DATASET
— Begin —

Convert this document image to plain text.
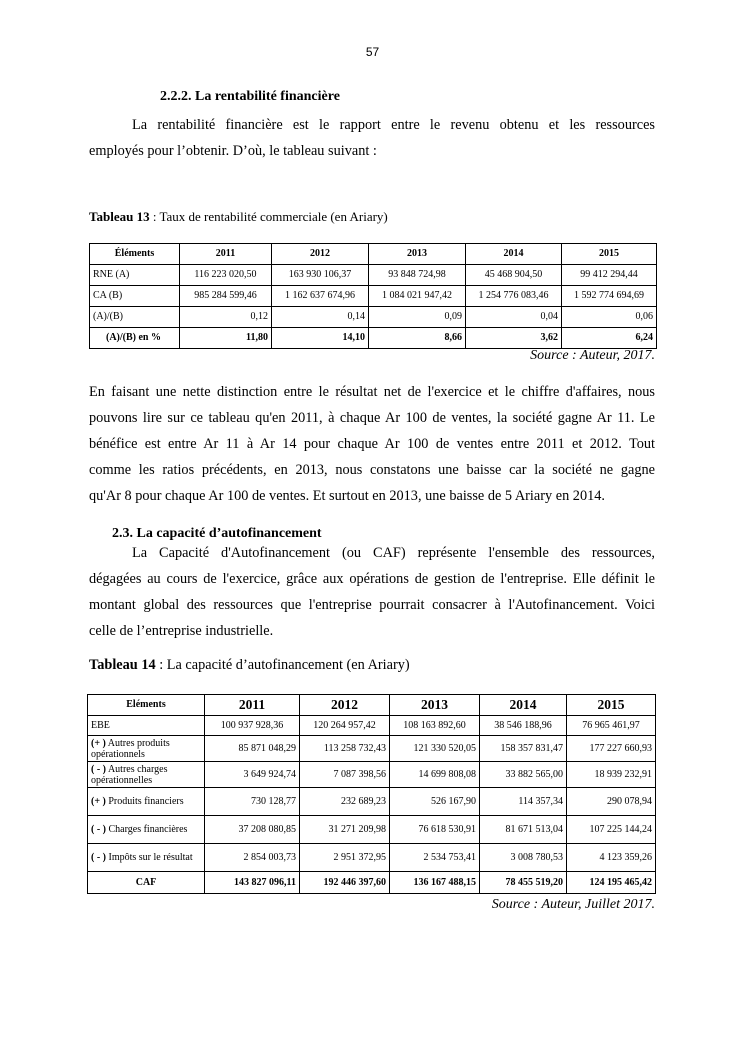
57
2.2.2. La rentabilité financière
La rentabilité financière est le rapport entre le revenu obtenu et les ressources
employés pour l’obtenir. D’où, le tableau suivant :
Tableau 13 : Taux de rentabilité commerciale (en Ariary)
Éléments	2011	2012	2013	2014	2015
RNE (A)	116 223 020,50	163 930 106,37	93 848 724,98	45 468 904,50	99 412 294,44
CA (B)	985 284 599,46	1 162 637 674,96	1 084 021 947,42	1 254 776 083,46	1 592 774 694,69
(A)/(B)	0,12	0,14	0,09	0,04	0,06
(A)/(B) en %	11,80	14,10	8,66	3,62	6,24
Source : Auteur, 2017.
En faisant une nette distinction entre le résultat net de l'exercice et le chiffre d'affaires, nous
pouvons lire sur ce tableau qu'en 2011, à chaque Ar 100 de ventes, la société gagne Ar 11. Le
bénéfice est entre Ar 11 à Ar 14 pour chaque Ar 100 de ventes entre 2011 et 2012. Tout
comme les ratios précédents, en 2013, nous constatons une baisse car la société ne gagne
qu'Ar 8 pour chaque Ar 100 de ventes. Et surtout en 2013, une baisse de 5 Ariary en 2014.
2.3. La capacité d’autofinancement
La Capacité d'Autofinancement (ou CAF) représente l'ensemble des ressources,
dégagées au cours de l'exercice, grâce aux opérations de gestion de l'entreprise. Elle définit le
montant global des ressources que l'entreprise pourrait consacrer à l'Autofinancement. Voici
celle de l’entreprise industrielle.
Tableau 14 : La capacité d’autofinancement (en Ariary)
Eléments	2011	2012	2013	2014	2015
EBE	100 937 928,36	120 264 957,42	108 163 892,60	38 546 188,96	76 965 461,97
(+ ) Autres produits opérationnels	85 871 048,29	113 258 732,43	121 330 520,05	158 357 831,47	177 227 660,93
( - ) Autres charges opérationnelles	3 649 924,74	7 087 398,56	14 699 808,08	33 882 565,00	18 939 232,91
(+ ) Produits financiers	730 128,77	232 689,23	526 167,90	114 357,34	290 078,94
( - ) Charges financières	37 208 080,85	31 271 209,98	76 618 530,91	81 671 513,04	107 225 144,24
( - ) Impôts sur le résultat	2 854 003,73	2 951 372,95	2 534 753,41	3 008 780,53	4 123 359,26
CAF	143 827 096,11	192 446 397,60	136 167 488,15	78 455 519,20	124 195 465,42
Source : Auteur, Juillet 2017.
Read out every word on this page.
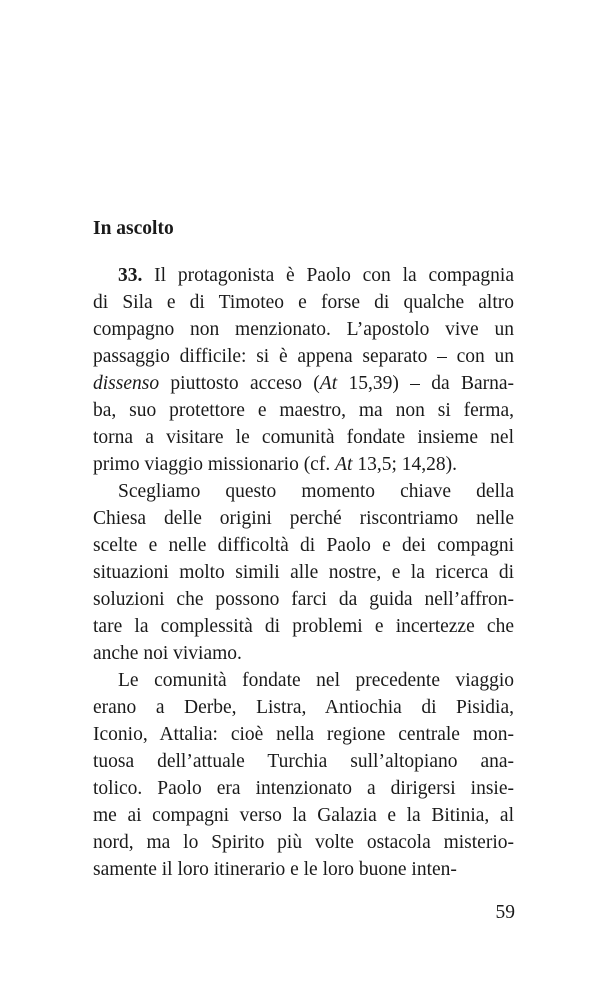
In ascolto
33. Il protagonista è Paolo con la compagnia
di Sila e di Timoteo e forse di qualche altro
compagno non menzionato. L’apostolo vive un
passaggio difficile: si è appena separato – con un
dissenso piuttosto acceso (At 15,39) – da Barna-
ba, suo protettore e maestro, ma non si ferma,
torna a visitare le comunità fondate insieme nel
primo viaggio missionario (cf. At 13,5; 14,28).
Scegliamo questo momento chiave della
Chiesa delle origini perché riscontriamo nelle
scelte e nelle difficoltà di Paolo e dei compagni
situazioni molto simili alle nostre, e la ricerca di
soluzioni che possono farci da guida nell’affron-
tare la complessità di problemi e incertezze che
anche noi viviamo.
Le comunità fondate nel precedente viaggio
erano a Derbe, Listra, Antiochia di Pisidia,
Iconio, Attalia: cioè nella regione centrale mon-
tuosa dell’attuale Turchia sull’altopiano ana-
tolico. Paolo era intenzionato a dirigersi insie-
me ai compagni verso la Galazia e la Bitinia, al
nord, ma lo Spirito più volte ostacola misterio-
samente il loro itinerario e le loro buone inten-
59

— End —

STATED GOAL
Can you retype every record above exactly, leaving out the pictures?

FULL RESPONSE
Convert this document image to plain text.
57
2.2.2. La rentabilité financière
La rentabilité financière est le rapport entre le revenu obtenu et les ressources
employés pour l’obtenir. D’où, le tableau suivant :
Tableau 13 : Taux de rentabilité commerciale (en Ariary)
Éléments	2011	2012	2013	2014	2015
RNE (A)	116 223 020,50	163 930 106,37	93 848 724,98	45 468 904,50	99 412 294,44
CA (B)	985 284 599,46	1 162 637 674,96	1 084 021 947,42	1 254 776 083,46	1 592 774 694,69
(A)/(B)	0,12	0,14	0,09	0,04	0,06
(A)/(B) en %	11,80	14,10	8,66	3,62	6,24
Source : Auteur, 2017.
En faisant une nette distinction entre le résultat net de l'exercice et le chiffre d'affaires, nous
pouvons lire sur ce tableau qu'en 2011, à chaque Ar 100 de ventes, la société gagne Ar 11. Le
bénéfice est entre Ar 11 à Ar 14 pour chaque Ar 100 de ventes entre 2011 et 2012. Tout
comme les ratios précédents, en 2013, nous constatons une baisse car la société ne gagne
qu'Ar 8 pour chaque Ar 100 de ventes. Et surtout en 2013, une baisse de 5 Ariary en 2014.
2.3. La capacité d’autofinancement
La Capacité d'Autofinancement (ou CAF) représente l'ensemble des ressources,
dégagées au cours de l'exercice, grâce aux opérations de gestion de l'entreprise. Elle définit le
montant global des ressources que l'entreprise pourrait consacrer à l'Autofinancement. Voici
celle de l’entreprise industrielle.
Tableau 14 : La capacité d’autofinancement (en Ariary)
Eléments	2011	2012	2013	2014	2015
EBE	100 937 928,36	120 264 957,42	108 163 892,60	38 546 188,96	76 965 461,97
(+ ) Autres produits opérationnels	85 871 048,29	113 258 732,43	121 330 520,05	158 357 831,47	177 227 660,93
( - ) Autres charges opérationnelles	3 649 924,74	7 087 398,56	14 699 808,08	33 882 565,00	18 939 232,91
(+ ) Produits financiers	730 128,77	232 689,23	526 167,90	114 357,34	290 078,94
( - ) Charges financières	37 208 080,85	31 271 209,98	76 618 530,91	81 671 513,04	107 225 144,24
( - ) Impôts sur le résultat	2 854 003,73	2 951 372,95	2 534 753,41	3 008 780,53	4 123 359,26
CAF	143 827 096,11	192 446 397,60	136 167 488,15	78 455 519,20	124 195 465,42
Source : Auteur, Juillet 2017.
Read out every word on this page.
In ascolto
33. Il protagonista è Paolo con la compagnia
di Sila e di Timoteo e forse di qualche altro
compagno non menzionato. L’apostolo vive un
passaggio difficile: si è appena separato – con un
dissenso piuttosto acceso (At 15,39) – da Barna-
ba, suo protettore e maestro, ma non si ferma,
torna a visitare le comunità fondate insieme nel
primo viaggio missionario (cf. At 13,5; 14,28).
Scegliamo questo momento chiave della
Chiesa delle origini perché riscontriamo nelle
scelte e nelle difficoltà di Paolo e dei compagni
situazioni molto simili alle nostre, e la ricerca di
soluzioni che possono farci da guida nell’affron-
tare la complessità di problemi e incertezze che
anche noi viviamo.
Le comunità fondate nel precedente viaggio
erano a Derbe, Listra, Antiochia di Pisidia,
Iconio, Attalia: cioè nella regione centrale mon-
tuosa dell’attuale Turchia sull’altopiano ana-
tolico. Paolo era intenzionato a dirigersi insie-
me ai compagni verso la Galazia e la Bitinia, al
nord, ma lo Spirito più volte ostacola misterio-
samente il loro itinerario e le loro buone inten-
59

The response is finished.